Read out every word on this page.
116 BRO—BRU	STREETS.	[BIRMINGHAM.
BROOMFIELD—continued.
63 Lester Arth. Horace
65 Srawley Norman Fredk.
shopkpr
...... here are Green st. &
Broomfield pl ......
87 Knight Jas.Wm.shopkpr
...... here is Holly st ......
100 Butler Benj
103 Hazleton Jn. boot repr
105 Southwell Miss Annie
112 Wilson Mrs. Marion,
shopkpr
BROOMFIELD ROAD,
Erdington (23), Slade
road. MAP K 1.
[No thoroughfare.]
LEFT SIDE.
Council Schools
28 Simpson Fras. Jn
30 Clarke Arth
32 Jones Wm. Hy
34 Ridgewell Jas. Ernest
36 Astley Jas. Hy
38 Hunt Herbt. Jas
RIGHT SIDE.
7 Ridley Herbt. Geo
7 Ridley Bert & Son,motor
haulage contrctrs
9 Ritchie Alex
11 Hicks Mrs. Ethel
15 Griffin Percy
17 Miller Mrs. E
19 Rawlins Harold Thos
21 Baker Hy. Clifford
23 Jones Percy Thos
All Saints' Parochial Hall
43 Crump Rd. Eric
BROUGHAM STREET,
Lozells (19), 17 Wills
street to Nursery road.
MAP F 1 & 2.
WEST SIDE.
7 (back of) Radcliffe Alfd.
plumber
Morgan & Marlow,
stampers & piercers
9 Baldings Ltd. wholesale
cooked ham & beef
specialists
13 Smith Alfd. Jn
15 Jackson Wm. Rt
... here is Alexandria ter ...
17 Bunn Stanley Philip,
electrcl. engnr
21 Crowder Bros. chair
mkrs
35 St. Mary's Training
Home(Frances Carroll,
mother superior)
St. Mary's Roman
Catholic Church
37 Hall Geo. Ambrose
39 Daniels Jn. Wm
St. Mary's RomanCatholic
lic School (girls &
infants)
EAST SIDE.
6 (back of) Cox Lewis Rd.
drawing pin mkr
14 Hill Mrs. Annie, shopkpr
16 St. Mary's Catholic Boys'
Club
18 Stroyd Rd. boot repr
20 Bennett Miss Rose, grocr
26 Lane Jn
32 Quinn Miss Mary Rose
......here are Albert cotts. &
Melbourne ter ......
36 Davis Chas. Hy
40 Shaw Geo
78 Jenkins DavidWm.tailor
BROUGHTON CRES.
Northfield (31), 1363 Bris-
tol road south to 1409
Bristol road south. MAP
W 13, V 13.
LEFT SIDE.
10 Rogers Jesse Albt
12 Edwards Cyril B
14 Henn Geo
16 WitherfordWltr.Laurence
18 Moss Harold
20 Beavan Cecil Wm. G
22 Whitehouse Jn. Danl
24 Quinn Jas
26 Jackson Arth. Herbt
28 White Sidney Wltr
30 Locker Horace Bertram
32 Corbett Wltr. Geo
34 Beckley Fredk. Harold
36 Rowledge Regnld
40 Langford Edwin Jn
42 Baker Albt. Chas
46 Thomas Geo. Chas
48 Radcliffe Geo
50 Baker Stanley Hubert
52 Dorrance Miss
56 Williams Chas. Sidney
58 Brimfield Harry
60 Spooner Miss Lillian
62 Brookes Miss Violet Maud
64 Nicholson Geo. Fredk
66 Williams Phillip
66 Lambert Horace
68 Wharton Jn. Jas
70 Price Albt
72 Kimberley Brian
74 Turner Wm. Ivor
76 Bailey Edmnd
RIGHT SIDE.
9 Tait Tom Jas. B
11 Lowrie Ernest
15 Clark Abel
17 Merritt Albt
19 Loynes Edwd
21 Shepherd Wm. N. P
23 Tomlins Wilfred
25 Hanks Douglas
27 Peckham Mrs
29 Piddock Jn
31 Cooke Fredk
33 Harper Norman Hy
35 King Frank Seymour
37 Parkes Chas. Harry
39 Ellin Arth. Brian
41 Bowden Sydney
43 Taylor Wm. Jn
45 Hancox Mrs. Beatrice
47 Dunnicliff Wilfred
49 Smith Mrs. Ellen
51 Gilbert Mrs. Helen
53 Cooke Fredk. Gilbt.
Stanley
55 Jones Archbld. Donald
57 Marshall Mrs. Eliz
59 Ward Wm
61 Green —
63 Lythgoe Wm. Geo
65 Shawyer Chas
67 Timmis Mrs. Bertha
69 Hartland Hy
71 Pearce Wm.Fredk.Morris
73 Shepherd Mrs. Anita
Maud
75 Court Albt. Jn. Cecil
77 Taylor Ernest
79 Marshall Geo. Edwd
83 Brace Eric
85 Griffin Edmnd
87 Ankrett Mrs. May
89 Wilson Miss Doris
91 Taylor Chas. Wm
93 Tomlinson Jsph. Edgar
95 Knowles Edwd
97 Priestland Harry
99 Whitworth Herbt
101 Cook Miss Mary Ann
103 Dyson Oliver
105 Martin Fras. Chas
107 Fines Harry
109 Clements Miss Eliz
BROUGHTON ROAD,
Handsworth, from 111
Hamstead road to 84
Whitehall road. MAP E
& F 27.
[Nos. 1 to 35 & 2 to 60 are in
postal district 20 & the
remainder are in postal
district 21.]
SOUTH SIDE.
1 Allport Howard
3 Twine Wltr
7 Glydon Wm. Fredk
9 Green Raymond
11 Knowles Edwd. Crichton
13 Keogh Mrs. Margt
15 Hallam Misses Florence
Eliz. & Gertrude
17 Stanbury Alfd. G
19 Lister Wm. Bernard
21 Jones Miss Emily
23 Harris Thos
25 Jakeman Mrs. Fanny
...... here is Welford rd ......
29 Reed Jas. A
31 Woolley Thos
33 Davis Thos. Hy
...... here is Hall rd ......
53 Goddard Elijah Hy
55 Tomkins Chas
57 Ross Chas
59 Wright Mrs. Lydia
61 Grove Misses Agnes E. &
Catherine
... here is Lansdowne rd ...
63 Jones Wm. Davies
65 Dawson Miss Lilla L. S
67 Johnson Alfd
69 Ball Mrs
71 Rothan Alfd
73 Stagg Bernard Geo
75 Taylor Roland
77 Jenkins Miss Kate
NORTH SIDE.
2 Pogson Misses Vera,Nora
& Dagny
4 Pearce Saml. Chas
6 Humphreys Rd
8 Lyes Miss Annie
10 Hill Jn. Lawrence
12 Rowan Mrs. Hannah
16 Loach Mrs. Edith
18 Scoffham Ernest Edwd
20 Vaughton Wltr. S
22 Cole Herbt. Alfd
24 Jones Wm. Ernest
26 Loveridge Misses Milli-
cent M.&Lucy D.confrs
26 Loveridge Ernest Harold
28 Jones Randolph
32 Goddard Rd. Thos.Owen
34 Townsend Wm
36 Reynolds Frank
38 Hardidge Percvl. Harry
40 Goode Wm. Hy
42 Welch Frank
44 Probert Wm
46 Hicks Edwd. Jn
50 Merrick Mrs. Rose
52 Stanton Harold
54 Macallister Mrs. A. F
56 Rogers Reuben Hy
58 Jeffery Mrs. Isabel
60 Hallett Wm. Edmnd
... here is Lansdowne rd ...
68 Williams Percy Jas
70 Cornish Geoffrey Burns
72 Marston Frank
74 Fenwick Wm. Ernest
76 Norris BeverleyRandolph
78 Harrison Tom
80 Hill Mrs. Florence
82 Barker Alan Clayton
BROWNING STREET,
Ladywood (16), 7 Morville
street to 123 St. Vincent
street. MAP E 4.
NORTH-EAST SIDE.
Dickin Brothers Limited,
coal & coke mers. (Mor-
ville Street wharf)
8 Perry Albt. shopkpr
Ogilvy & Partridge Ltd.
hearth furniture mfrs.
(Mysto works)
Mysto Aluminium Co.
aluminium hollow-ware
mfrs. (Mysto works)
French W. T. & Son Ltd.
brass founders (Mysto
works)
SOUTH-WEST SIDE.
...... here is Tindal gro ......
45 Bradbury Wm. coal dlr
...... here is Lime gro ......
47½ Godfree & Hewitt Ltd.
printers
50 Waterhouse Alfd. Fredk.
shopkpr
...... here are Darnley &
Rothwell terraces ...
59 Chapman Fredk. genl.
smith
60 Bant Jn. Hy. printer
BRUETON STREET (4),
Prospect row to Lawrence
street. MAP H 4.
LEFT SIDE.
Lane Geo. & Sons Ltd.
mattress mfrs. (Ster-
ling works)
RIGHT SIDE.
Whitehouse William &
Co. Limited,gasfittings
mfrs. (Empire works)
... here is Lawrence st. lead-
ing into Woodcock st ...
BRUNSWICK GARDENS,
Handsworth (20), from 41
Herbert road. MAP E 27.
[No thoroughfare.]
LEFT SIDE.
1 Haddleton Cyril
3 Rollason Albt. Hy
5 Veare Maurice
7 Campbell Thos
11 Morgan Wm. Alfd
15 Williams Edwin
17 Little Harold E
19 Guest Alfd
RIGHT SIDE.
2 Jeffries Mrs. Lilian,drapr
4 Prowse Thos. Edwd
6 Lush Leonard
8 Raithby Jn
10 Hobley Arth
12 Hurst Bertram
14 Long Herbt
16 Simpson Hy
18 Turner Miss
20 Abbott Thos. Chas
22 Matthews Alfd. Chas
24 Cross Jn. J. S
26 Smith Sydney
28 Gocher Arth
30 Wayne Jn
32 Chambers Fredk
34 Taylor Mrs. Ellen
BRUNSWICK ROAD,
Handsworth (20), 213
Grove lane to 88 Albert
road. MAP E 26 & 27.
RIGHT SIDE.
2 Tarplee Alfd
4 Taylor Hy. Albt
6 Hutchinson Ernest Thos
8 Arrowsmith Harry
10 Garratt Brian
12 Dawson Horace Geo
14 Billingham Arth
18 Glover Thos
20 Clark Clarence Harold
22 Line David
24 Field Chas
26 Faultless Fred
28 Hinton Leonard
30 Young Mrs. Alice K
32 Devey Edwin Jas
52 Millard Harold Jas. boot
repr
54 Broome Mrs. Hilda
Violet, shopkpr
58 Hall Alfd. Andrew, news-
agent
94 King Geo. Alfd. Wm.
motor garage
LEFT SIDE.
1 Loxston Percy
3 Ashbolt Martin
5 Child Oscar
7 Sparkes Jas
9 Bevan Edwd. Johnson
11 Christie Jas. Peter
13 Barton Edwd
· · · ·
▶ [PROMPT]
Look through the data above. Copy every line with the string "Martin" in it.

▶ [PROBLEM SOLUTION]
105 Martin Fras. Chas
3 Ashbolt Martin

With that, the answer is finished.